Exercise =>
Examine the entries below, count the lines holding the string "text", and respond with the number only.

Information supplied =>
▶

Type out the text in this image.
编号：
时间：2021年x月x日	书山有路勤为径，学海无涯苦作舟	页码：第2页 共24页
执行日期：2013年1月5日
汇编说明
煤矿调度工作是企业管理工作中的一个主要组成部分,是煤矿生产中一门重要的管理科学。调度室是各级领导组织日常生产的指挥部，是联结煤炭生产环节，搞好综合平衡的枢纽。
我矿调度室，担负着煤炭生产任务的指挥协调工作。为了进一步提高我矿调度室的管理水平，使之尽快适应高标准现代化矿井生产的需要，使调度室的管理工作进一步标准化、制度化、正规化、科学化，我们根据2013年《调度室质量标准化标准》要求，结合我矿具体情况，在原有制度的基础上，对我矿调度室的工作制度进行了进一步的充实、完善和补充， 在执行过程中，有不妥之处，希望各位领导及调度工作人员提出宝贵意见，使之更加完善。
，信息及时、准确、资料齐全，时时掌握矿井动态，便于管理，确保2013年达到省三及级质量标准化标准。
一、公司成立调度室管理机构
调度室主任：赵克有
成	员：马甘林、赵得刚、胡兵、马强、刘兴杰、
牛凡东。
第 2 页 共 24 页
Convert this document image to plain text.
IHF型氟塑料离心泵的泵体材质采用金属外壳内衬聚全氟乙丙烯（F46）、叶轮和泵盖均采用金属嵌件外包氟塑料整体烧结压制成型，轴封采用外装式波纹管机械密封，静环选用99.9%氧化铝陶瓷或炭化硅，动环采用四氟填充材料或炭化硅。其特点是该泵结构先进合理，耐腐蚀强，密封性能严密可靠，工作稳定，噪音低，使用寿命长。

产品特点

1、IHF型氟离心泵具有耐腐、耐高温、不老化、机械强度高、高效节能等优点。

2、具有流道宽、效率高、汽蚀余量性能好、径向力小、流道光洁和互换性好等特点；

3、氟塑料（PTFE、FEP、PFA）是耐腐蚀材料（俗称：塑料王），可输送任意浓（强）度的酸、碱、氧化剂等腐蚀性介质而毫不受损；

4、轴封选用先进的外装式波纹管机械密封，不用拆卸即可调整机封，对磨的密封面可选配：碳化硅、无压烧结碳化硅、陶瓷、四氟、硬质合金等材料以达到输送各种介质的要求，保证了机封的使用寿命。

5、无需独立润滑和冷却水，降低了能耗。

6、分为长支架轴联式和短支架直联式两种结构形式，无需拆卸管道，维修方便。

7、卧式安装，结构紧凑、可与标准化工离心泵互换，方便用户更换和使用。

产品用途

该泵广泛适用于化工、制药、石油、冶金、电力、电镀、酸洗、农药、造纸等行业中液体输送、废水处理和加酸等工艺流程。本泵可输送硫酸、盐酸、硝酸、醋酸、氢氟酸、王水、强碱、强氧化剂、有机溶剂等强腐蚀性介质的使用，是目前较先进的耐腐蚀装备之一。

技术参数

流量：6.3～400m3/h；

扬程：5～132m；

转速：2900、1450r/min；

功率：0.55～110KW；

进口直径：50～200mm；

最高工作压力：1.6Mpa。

◀

Written response =>
2